━━ QUOTED PASSAGE ━━
RE: The Textual Work of August Walla, mentally disabled artist - Alin_J - 19-06-2020

I have analysed a couple of different sections in the Voynich manuscript which had approximately the same number of tokens as Walla's first (invented words) text in this thread. I have actually analysed a much larger number of Voynich sections, but they all also showed quite similar statistics as these sections. Here is the result from the repeated n-tuple occurrences of these texts compared to Walla's first text and his German text, together with results from texts in natural languages from the Project Gutenberg website, all truncated to the first 1600 tokens. So, all of these texts are of comparable sizes measured in number of words (tokens). It allows a fairer comparison, both of repeated sequences, but mostly of type-token ratio (TTR). First shown is a new graph over % of repeated n-tuples. Furthest to the left are Walla's two texts, then follows four different sections of the Voynich manuscript, and then the truncated text sections in six different languages. The TTR can be seen in the next figure (table).

   
   

Now the Voynich sections look more similar to the excerpts of the natural language texts, while Walla's invented text looks like the odd one out, judging from the much higher incidents of repeated 3- to 6-tuples compared to repeated pairs. However all of the texts TTRs are quite similar. The English text is quite repetitive, but I think the differences here among languages only reflects differences in writing style or style of texts, as seen from earlier data. I think these results in other ways also in this regard points towards natural language-hypothesis for the Voynich manuscript, if one allows for the possibility that different sections of the manuscript is written in very different language styles/subjects matters/dialects, or by different authors or whatever, that makes them share lesser number of repeated phrases than is common in larger coherent texts.
━━━
◆ REQUIRED WORK ◆
In the forum post on August Walla's texts, how many tokens were all the compared texts truncated to?
━━ DATASET ENTRIES ━━
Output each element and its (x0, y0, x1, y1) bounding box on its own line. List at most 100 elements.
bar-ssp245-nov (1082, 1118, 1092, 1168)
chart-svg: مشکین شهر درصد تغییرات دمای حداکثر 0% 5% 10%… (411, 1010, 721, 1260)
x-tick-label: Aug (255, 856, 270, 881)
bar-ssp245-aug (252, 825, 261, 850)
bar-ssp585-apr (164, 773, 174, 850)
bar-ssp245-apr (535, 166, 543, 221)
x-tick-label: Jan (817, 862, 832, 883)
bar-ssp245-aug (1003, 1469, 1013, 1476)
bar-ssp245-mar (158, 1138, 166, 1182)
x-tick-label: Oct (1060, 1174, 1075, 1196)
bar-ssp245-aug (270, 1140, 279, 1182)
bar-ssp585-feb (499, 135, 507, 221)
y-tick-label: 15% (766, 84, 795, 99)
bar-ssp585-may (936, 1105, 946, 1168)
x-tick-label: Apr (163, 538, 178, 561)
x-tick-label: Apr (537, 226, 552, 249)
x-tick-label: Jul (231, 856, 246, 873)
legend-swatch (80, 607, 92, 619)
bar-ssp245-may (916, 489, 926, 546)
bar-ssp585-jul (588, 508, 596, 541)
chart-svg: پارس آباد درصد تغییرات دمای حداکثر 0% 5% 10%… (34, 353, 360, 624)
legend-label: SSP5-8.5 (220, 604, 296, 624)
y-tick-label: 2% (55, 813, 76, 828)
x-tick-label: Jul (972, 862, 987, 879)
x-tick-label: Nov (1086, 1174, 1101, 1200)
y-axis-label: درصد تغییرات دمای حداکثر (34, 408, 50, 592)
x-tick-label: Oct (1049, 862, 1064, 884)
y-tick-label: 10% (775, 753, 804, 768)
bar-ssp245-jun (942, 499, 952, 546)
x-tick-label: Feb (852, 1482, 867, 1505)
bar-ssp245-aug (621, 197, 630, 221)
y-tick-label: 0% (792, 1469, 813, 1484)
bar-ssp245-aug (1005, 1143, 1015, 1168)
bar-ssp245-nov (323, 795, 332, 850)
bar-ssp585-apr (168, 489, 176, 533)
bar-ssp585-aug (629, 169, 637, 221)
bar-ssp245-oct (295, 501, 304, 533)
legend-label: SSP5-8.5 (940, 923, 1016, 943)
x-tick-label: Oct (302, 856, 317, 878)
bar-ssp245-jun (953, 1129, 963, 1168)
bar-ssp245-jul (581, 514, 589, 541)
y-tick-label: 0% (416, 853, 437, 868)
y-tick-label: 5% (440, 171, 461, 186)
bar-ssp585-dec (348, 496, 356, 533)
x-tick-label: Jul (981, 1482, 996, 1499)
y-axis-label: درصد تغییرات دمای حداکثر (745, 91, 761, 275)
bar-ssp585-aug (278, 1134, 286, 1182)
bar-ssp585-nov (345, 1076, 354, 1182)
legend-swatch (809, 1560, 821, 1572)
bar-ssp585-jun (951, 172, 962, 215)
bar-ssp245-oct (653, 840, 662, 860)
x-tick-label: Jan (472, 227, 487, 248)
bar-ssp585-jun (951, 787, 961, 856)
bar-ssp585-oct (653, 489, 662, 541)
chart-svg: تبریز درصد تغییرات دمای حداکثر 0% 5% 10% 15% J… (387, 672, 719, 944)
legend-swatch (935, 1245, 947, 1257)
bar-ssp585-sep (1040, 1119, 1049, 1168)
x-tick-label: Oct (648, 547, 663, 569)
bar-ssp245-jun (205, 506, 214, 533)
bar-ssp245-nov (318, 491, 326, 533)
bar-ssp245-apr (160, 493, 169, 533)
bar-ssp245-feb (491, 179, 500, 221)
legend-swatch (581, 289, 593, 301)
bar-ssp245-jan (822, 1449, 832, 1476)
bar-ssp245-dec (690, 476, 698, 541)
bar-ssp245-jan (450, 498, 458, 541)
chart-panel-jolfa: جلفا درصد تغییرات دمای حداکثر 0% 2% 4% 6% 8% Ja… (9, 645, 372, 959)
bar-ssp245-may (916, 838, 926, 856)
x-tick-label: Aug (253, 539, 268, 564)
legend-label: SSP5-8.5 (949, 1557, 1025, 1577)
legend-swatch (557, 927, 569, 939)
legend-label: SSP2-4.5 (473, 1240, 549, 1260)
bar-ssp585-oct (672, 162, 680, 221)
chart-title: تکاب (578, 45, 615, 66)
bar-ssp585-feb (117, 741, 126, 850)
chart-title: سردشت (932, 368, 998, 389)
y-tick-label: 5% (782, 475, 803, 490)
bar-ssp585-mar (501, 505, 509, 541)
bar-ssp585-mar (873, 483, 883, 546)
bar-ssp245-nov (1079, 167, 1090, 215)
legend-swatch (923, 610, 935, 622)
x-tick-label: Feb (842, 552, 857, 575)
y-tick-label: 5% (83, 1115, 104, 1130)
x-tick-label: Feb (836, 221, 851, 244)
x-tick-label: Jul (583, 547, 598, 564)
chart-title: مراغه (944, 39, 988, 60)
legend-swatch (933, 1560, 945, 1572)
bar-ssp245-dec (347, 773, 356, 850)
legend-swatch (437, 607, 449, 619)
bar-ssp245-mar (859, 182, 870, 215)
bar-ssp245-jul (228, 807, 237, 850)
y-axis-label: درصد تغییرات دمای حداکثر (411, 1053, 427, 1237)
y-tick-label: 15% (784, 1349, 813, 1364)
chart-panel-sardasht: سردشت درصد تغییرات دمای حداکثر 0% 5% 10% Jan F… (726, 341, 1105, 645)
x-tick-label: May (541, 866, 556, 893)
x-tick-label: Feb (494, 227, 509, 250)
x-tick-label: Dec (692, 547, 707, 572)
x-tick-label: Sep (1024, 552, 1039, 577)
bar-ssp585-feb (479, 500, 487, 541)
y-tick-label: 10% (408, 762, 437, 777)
━━━
◆ WRITTEN ANSWER ◆
The first 1600 tokens.